***** Data section *****

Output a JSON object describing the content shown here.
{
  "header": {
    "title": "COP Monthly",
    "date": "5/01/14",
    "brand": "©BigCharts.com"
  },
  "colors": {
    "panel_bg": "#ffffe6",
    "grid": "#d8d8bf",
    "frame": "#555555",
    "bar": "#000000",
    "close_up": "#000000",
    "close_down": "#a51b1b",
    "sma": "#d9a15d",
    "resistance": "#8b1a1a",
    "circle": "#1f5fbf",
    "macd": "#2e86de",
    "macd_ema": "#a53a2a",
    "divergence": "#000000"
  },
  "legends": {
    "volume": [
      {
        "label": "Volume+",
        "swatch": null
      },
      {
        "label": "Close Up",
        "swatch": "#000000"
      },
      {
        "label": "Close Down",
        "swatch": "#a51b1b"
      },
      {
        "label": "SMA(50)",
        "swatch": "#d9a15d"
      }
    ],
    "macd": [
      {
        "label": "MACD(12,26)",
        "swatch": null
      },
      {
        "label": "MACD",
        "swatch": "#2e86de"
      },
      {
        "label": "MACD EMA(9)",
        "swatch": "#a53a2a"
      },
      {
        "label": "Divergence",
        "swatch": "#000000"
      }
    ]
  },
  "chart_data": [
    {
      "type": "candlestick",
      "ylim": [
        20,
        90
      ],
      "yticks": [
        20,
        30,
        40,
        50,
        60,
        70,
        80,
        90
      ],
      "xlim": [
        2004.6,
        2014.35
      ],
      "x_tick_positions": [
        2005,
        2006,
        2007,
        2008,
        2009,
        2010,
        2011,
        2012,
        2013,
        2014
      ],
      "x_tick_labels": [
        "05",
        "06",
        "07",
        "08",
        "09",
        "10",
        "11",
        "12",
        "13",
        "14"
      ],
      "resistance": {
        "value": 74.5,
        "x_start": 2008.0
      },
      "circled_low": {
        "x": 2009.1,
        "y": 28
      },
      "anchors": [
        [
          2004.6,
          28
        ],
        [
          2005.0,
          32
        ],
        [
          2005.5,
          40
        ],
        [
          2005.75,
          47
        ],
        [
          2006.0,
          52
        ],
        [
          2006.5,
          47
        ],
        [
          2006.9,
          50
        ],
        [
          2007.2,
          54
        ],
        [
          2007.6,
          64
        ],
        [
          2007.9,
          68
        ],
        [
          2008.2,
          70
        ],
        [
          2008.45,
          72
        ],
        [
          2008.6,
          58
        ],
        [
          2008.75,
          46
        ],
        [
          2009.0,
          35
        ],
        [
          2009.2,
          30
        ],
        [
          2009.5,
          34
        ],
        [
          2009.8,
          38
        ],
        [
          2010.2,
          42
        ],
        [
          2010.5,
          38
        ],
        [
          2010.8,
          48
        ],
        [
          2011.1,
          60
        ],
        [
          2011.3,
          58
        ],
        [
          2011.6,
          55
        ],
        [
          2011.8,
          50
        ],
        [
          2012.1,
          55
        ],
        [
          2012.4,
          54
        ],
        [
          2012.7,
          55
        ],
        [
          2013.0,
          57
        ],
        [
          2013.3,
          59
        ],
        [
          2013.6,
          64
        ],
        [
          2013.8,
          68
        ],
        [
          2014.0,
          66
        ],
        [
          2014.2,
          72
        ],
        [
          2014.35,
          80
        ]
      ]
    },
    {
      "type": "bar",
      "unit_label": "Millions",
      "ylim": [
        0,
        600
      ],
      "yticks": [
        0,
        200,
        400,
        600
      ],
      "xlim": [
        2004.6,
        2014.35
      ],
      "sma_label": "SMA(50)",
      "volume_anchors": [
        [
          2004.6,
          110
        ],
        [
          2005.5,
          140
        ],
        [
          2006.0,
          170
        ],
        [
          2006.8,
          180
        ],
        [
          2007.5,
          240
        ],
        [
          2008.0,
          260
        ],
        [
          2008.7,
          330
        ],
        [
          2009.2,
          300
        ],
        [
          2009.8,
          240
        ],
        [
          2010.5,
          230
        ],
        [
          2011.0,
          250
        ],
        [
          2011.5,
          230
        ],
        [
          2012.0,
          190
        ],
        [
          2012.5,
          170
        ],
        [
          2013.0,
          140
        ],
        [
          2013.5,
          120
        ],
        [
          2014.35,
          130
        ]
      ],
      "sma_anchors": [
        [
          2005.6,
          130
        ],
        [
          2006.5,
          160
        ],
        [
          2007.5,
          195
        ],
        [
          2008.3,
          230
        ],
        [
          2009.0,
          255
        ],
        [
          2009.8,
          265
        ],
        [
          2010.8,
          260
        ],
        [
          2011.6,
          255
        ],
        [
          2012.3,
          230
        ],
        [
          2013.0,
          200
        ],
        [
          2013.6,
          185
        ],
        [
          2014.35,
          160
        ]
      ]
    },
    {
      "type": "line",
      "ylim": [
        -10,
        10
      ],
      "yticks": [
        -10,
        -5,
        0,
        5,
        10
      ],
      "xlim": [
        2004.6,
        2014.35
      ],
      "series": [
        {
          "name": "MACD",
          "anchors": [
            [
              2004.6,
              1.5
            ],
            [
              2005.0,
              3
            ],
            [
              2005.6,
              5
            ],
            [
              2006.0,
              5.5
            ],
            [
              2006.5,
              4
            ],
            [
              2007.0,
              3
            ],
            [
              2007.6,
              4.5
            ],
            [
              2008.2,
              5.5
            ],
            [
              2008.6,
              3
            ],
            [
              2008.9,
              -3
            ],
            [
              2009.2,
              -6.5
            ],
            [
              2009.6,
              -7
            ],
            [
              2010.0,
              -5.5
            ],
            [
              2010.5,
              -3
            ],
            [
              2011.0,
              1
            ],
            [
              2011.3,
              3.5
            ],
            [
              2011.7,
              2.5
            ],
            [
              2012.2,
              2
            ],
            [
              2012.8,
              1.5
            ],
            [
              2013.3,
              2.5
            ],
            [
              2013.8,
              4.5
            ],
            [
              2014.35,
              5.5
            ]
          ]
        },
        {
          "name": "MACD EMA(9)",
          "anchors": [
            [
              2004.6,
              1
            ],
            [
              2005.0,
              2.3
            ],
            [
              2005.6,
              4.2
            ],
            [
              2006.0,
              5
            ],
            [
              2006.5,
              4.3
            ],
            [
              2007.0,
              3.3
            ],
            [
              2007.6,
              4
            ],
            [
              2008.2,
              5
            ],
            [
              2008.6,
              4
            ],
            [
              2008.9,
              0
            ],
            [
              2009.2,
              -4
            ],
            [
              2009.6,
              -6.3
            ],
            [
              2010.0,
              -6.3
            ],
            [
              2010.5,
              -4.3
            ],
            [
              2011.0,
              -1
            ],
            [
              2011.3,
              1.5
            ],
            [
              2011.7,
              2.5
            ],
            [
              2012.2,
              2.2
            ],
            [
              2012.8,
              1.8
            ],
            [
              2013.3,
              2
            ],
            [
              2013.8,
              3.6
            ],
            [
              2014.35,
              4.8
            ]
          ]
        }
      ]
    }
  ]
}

*****

_Your task_: Repeat the material above in full, exactly as it stands.

_Written response_:
Output a JSON object describing the content shown here.
{
  "header": {
    "title": "COP Monthly",
    "date": "5/01/14",
    "brand": "©BigCharts.com"
  },
  "colors": {
    "panel_bg": "#ffffe6",
    "grid": "#d8d8bf",
    "frame": "#555555",
    "bar": "#000000",
    "close_up": "#000000",
    "close_down": "#a51b1b",
    "sma": "#d9a15d",
    "resistance": "#8b1a1a",
    "circle": "#1f5fbf",
    "macd": "#2e86de",
    "macd_ema": "#a53a2a",
    "divergence": "#000000"
  },
  "legends": {
    "volume": [
      {
        "label": "Volume+",
        "swatch": null
      },
      {
        "label": "Close Up",
        "swatch": "#000000"
      },
      {
        "label": "Close Down",
        "swatch": "#a51b1b"
      },
      {
        "label": "SMA(50)",
        "swatch": "#d9a15d"
      }
    ],
    "macd": [
      {
        "label": "MACD(12,26)",
        "swatch": null
      },
      {
        "label": "MACD",
        "swatch": "#2e86de"
      },
      {
        "label": "MACD EMA(9)",
        "swatch": "#a53a2a"
      },
      {
        "label": "Divergence",
        "swatch": "#000000"
      }
    ]
  },
  "chart_data": [
    {
      "type": "candlestick",
      "ylim": [
        20,
        90
      ],
      "yticks": [
        20,
        30,
        40,
        50,
        60,
        70,
        80,
        90
      ],
      "xlim": [
        2004.6,
        2014.35
      ],
      "x_tick_positions": [
        2005,
        2006,
        2007,
        2008,
        2009,
        2010,
        2011,
        2012,
        2013,
        2014
      ],
      "x_tick_labels": [
        "05",
        "06",
        "07",
        "08",
        "09",
        "10",
        "11",
        "12",
        "13",
        "14"
      ],
      "resistance": {
        "value": 74.5,
        "x_start": 2008.0
      },
      "circled_low": {
        "x": 2009.1,
        "y": 28
      },
      "anchors": [
        [
          2004.6,
          28
        ],
        [
          2005.0,
          32
        ],
        [
          2005.5,
          40
        ],
        [
          2005.75,
          47
        ],
        [
          2006.0,
          52
        ],
        [
          2006.5,
          47
        ],
        [
          2006.9,
          50
        ],
        [
          2007.2,
          54
        ],
        [
          2007.6,
          64
        ],
        [
          2007.9,
          68
        ],
        [
          2008.2,
          70
        ],
        [
          2008.45,
          72
        ],
        [
          2008.6,
          58
        ],
        [
          2008.75,
          46
        ],
        [
          2009.0,
          35
        ],
        [
          2009.2,
          30
        ],
        [
          2009.5,
          34
        ],
        [
          2009.8,
          38
        ],
        [
          2010.2,
          42
        ],
        [
          2010.5,
          38
        ],
        [
          2010.8,
          48
        ],
        [
          2011.1,
          60
        ],
        [
          2011.3,
          58
        ],
        [
          2011.6,
          55
        ],
        [
          2011.8,
          50
        ],
        [
          2012.1,
          55
        ],
        [
          2012.4,
          54
        ],
        [
          2012.7,
          55
        ],
        [
          2013.0,
          57
        ],
        [
          2013.3,
          59
        ],
        [
          2013.6,
          64
        ],
        [
          2013.8,
          68
        ],
        [
          2014.0,
          66
        ],
        [
          2014.2,
          72
        ],
        [
          2014.35,
          80
        ]
      ]
    },
    {
      "type": "bar",
      "unit_label": "Millions",
      "ylim": [
        0,
        600
      ],
      "yticks": [
        0,
        200,
        400,
        600
      ],
      "xlim": [
        2004.6,
        2014.35
      ],
      "sma_label": "SMA(50)",
      "volume_anchors": [
        [
          2004.6,
          110
        ],
        [
          2005.5,
          140
        ],
        [
          2006.0,
          170
        ],
        [
          2006.8,
          180
        ],
        [
          2007.5,
          240
        ],
        [
          2008.0,
          260
        ],
        [
          2008.7,
          330
        ],
        [
          2009.2,
          300
        ],
        [
          2009.8,
          240
        ],
        [
          2010.5,
          230
        ],
        [
          2011.0,
          250
        ],
        [
          2011.5,
          230
        ],
        [
          2012.0,
          190
        ],
        [
          2012.5,
          170
        ],
        [
          2013.0,
          140
        ],
        [
          2013.5,
          120
        ],
        [
          2014.35,
          130
        ]
      ],
      "sma_anchors": [
        [
          2005.6,
          130
        ],
        [
          2006.5,
          160
        ],
        [
          2007.5,
          195
        ],
        [
          2008.3,
          230
        ],
        [
          2009.0,
          255
        ],
        [
          2009.8,
          265
        ],
        [
          2010.8,
          260
        ],
        [
          2011.6,
          255
        ],
        [
          2012.3,
          230
        ],
        [
          2013.0,
          200
        ],
        [
          2013.6,
          185
        ],
        [
          2014.35,
          160
        ]
      ]
    },
    {
      "type": "line",
      "ylim": [
        -10,
        10
      ],
      "yticks": [
        -10,
        -5,
        0,
        5,
        10
      ],
      "xlim": [
        2004.6,
        2014.35
      ],
      "series": [
        {
          "name": "MACD",
          "anchors": [
            [
              2004.6,
              1.5
            ],
            [
              2005.0,
              3
            ],
            [
              2005.6,
              5
            ],
            [
              2006.0,
              5.5
            ],
            [
              2006.5,
              4
            ],
            [
              2007.0,
              3
            ],
            [
              2007.6,
              4.5
            ],
            [
              2008.2,
              5.5
            ],
            [
              2008.6,
              3
            ],
            [
              2008.9,
              -3
            ],
            [
              2009.2,
              -6.5
            ],
            [
              2009.6,
              -7
            ],
            [
              2010.0,
              -5.5
            ],
            [
              2010.5,
              -3
            ],
            [
              2011.0,
              1
            ],
            [
              2011.3,
              3.5
            ],
            [
              2011.7,
              2.5
            ],
            [
              2012.2,
              2
            ],
            [
              2012.8,
              1.5
            ],
            [
              2013.3,
              2.5
            ],
            [
              2013.8,
              4.5
            ],
            [
              2014.35,
              5.5
            ]
          ]
        },
        {
          "name": "MACD EMA(9)",
          "anchors": [
            [
              2004.6,
              1
            ],
            [
              2005.0,
              2.3
            ],
            [
              2005.6,
              4.2
            ],
            [
              2006.0,
              5
            ],
            [
              2006.5,
              4.3
            ],
            [
              2007.0,
              3.3
            ],
            [
              2007.6,
              4
            ],
            [
              2008.2,
              5
            ],
            [
              2008.6,
              4
            ],
            [
              2008.9,
              0
            ],
            [
              2009.2,
              -4
            ],
            [
              2009.6,
              -6.3
            ],
            [
              2010.0,
              -6.3
            ],
            [
              2010.5,
              -4.3
            ],
            [
              2011.0,
              -1
            ],
            [
              2011.3,
              1.5
            ],
            [
              2011.7,
              2.5
            ],
            [
              2012.2,
              2.2
            ],
            [
              2012.8,
              1.8
            ],
            [
              2013.3,
              2
            ],
            [
              2013.8,
              3.6
            ],
            [
              2014.35,
              4.8
            ]
          ]
        }
      ]
    }
  ]
}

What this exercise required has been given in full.